Each line containing the word "oferta" needs to be copied.

(Records)

╔══

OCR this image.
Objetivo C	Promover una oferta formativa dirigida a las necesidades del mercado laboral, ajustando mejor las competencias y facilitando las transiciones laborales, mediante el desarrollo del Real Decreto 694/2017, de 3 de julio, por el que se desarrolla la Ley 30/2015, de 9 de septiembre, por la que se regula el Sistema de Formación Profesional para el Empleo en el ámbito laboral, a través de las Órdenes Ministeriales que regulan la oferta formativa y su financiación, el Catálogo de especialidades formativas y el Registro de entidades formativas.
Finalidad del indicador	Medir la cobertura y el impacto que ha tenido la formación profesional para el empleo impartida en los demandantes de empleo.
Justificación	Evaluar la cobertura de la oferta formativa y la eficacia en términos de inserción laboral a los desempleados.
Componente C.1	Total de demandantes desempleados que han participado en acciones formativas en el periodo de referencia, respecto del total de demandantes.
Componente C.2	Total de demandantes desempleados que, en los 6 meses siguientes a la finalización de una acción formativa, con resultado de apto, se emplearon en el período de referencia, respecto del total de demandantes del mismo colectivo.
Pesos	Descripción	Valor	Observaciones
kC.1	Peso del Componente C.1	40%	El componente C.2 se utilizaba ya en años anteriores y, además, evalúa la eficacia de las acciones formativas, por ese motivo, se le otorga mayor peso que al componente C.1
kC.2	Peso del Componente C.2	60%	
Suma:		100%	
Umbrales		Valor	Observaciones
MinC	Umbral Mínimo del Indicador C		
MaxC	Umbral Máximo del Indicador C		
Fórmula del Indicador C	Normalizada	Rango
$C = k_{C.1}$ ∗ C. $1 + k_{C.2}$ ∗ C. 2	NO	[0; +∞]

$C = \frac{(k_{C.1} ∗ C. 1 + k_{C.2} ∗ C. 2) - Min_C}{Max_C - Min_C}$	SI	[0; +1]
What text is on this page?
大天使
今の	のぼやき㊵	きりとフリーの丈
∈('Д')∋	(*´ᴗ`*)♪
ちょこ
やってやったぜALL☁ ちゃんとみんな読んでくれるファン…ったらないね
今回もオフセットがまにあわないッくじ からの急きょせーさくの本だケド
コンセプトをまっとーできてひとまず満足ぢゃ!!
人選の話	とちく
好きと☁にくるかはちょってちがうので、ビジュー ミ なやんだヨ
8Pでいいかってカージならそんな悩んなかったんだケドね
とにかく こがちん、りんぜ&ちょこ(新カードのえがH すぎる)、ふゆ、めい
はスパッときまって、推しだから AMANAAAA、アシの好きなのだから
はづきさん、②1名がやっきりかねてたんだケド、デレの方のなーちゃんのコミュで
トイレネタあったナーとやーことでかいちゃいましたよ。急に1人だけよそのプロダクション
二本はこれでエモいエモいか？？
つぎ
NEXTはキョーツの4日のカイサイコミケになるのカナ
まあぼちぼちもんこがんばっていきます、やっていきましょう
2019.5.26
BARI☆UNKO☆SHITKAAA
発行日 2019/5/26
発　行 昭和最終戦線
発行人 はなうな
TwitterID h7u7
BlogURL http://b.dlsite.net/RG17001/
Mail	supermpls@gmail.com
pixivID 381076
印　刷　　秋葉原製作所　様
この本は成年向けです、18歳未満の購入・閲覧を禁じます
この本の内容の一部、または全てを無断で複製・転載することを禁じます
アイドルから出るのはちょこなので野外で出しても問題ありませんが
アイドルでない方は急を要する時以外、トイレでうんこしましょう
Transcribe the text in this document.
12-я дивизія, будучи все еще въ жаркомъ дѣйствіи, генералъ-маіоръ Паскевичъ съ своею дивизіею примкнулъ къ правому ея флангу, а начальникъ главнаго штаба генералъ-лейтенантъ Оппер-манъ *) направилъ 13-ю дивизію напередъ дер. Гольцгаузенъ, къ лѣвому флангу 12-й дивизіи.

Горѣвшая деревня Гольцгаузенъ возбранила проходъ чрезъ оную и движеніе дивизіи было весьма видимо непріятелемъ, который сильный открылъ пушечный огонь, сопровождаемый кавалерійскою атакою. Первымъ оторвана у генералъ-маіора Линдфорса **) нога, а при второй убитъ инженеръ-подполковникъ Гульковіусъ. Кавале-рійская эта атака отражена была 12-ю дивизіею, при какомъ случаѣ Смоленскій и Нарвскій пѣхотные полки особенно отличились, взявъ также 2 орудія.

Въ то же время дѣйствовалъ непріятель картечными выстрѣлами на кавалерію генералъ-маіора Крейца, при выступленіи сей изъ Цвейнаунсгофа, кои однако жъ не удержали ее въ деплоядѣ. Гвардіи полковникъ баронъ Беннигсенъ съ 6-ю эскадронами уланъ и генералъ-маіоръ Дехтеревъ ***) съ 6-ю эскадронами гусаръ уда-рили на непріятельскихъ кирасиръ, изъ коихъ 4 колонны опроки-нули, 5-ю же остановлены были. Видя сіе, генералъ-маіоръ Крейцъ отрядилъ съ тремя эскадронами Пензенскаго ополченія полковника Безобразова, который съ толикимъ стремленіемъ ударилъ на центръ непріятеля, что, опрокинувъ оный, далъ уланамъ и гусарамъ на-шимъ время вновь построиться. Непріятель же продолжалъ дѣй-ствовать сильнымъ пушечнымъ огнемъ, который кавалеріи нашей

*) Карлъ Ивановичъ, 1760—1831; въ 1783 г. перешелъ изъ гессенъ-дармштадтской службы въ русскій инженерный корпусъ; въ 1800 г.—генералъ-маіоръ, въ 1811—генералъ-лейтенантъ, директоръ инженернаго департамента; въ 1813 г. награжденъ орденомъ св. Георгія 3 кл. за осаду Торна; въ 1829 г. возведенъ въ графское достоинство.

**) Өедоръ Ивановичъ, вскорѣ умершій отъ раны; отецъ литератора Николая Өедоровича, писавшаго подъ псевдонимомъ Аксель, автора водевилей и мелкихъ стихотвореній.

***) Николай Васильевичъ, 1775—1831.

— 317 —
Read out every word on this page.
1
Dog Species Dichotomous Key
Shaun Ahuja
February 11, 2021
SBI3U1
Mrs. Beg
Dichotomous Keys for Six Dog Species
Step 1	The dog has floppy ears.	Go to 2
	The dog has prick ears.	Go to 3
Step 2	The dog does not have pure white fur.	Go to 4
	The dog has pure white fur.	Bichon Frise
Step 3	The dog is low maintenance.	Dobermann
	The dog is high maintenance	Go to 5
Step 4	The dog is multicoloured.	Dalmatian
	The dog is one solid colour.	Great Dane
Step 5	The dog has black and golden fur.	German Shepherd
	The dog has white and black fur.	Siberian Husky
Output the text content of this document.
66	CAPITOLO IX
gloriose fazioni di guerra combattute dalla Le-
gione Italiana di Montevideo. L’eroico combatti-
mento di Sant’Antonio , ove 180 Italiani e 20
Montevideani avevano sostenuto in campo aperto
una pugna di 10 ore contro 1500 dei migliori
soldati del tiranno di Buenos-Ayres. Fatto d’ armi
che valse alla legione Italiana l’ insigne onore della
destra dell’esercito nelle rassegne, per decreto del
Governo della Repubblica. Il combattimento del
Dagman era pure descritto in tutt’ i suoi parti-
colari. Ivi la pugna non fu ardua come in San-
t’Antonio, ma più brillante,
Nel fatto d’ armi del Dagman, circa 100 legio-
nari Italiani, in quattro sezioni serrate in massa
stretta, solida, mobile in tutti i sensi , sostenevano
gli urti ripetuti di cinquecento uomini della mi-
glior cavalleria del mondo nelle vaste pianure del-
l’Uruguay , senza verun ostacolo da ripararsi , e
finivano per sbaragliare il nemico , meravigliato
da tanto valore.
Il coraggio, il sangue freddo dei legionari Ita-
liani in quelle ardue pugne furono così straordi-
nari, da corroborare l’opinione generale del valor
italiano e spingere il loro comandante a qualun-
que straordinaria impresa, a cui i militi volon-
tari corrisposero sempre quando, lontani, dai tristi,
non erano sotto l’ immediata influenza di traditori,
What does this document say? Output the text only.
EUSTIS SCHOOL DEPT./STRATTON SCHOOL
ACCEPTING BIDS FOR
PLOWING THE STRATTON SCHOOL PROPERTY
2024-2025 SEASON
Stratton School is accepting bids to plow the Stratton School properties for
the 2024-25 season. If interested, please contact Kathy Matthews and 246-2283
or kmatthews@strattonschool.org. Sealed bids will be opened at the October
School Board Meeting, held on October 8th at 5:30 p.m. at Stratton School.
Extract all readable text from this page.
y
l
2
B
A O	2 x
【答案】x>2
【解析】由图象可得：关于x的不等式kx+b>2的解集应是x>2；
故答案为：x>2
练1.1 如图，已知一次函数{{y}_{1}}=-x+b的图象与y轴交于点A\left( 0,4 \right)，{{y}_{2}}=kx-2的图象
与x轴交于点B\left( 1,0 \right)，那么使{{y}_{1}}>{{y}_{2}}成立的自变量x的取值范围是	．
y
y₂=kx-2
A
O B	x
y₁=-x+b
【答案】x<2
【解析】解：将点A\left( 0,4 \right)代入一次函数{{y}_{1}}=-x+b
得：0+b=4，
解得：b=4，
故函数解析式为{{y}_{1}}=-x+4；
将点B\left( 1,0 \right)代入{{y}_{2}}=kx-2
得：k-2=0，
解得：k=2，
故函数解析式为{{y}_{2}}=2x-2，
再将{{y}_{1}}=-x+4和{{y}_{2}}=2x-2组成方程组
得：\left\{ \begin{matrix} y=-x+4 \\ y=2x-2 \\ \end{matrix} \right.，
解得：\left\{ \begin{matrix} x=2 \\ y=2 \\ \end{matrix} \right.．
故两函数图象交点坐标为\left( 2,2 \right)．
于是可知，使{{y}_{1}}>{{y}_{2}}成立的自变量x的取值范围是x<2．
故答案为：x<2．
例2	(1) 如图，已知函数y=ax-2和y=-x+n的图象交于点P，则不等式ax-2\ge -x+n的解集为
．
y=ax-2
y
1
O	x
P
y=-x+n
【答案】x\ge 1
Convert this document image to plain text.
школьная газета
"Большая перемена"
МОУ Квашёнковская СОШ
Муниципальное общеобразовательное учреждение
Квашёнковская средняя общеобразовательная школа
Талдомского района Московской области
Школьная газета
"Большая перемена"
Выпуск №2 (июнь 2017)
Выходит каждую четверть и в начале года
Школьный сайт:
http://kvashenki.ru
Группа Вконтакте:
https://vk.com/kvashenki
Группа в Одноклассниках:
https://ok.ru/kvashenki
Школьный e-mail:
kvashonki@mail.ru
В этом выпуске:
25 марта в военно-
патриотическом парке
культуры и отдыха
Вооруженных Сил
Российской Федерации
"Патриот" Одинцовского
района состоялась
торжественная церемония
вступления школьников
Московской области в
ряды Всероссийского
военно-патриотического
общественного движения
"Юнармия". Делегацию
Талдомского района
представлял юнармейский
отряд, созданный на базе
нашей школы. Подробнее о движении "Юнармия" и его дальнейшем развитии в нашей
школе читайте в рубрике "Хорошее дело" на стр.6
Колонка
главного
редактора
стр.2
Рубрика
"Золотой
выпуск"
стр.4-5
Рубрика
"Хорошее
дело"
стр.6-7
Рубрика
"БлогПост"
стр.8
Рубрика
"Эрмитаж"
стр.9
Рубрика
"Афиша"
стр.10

╚══

◆ SOLUTION BELOW:
Objetivo C	Promover una oferta formativa dirigida a las necesidades del mercado laboral, ajustando mejor las competencias y facilitando las transiciones laborales, mediante el desarrollo del Real Decreto 694/2017, de 3 de julio, por el que se desarrolla la Ley 30/2015, de 9 de septiembre, por la que se regula el Sistema de Formación Profesional para el Empleo en el ámbito laboral, a través de las Órdenes Ministeriales que regulan la oferta formativa y su financiación, el Catálogo de especialidades formativas y el Registro de entidades formativas.
Justificación	Evaluar la cobertura de la oferta formativa y la eficacia en términos de inserción laboral a los desempleados.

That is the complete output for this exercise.